§ Text:

How do I set up fmincon correctly for parallel computation? "Supplied objective function must return a scalar value"

I have an expensive objective function which takes in multiple parameters, while the contraints are constant. It looks something like this:
out1, out2 = obj_func(in1, in2)
in1 has 1000 different cases. For each possible value of in1, I want to minimize out1 by adjusting in2. At the same time, out2 has to be < 1 in all cases. Because obj_func takes a while to run, I want to parallelize the computation, either by calculating several gradients at the same time, or solve the problem for several in1.
Below is my simplified code:
nPoints = length(INVARS(:,1));
odInputNames = {'DISA'; 'ALT'; 'MACH'};
% Number of batches depending on given batch size:
sizeBatch = 20;
nBatch = floor( nPoints/sizeBatch ) + 1; % Last batch contains remaining points
% Define constraints
CONSTR = struct(...
'param_A', '...',...
'param_B', '...',...
'param_C', '...',...
CONSTR_REQ = [ 1800; ...
1.10; ...
1.15; ...
];
for i = 1:nBatch
% Create batchwise input vectors
for iODVar = 1:length(odInputNames)
if i < nBatch
OD.(odInputNames{iODVar}) = INVARS(sizeBatch*(i-1)+1:sizeBatch*i, iODVar);
else
OD.(odInputNames{iODVar}) = INVARS(sizeBatch*(i-1)+1:end, iODVar); % Last batch has fewer points
end
end
% Setup of FMINCON Optimizer
% ---------------------------------------------------------------------
A = [];
b = [];
Aeq = [];
beq = [];
lb = ones(size(OD.DISA)) * 80;
ub = ones(size(OD.DISA)) * 120;
options = optimoptions(@fmincon, ...
'Algorithm', 'active-set',...
'MaxIter', 200,...
'ConstraintTolerance', 1e-8,...
'OptimalityTolerance', 1e-8,...
'Display', 'off',...
'UseParallel', true);
x0 = ones(size(OD.DISA)) * 85;
% Declare constraint results to be shared between obj_fun and con_fun
constr_fields = fieldnames(CONSTR);
con_res = zeros(length(constr_fields), length(OD.DISA));
% Execute Optimizer
[PLA_max, obj_min,exitflag,~,~] = fmincon( @(x)obj_fun(x), x0, A, b, Aeq, beq, lb, ub, @(x)con_fun(), options );
% Objective:
function [obj] = obj_fun( PLA )
OD.PLA = PLA;
[OD.OUT, OD.IN] = expensive_function( DES, OD );
obj = - OD.OUT.param_obj;
for i=1:length(constr_fields)
con_res(i,:) = eval(['OD.' CONSTR.(constr_fields{i})]);
end
end
% Constraints:
function [c,ceq] = con_fun()
exp_CONSTR_REQ = repmat(CONSTR_REQ, 1, length(OD.DISA));
c = (con_res - exp_CONSTR_REQ); % Non-Equality constraint ( !<= 0 )
ceq = [];
end
It works fine when I solve one case at a time, but when I try to parallelize it I got this error. How can I fix it?

§ Data provided:

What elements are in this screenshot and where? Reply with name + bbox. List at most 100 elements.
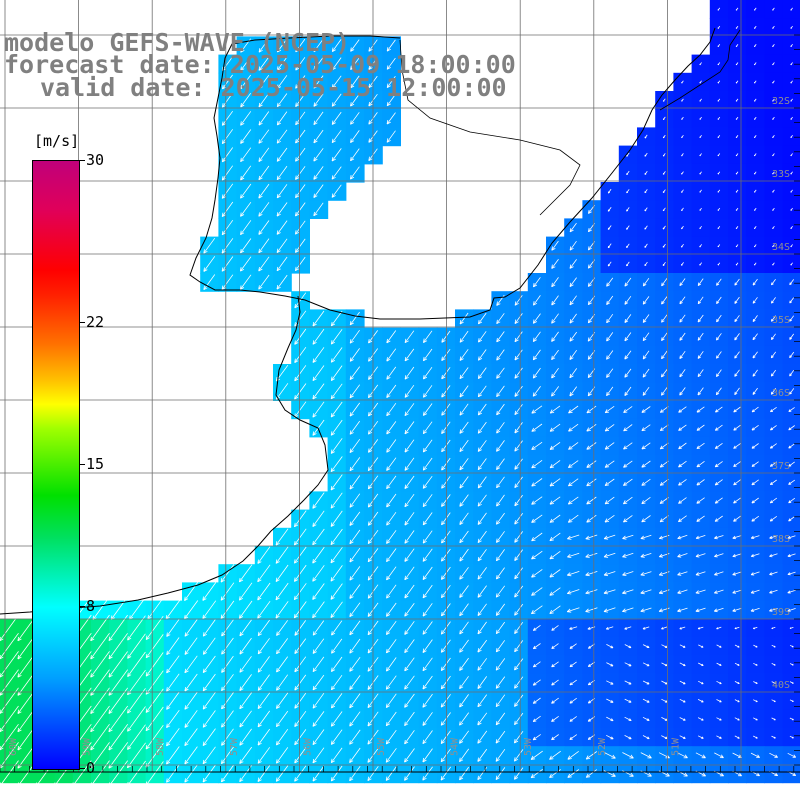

§ Work instructions:
a - Summarize the fmincon question in two sentences.
b - Copy the part of the fmincon question from "I have an expensive" to "out2 = obj_func(in1, in2)".
c - In the fmincon question, which algorithm is set in the optimizer options?
Answer using only the text, not the material.

§ Answers for this exercise:
a - The poster has a slow objective function with 1,000 cases of one input, and for each case wants to minimize one output by adjusting another input while keeping a second output below 1. To speed this up, they want to run the computation in parallel, but while solving one case at a time works, trying to parallelize it produces the error "Supplied objective function must return a scalar value."

b -
I have an expensive objective function which takes in multiple parameters, while the contraints are constant. It looks something like this:
out1, out2 = obj_func(in1, in2)

c - The active-set algorithm.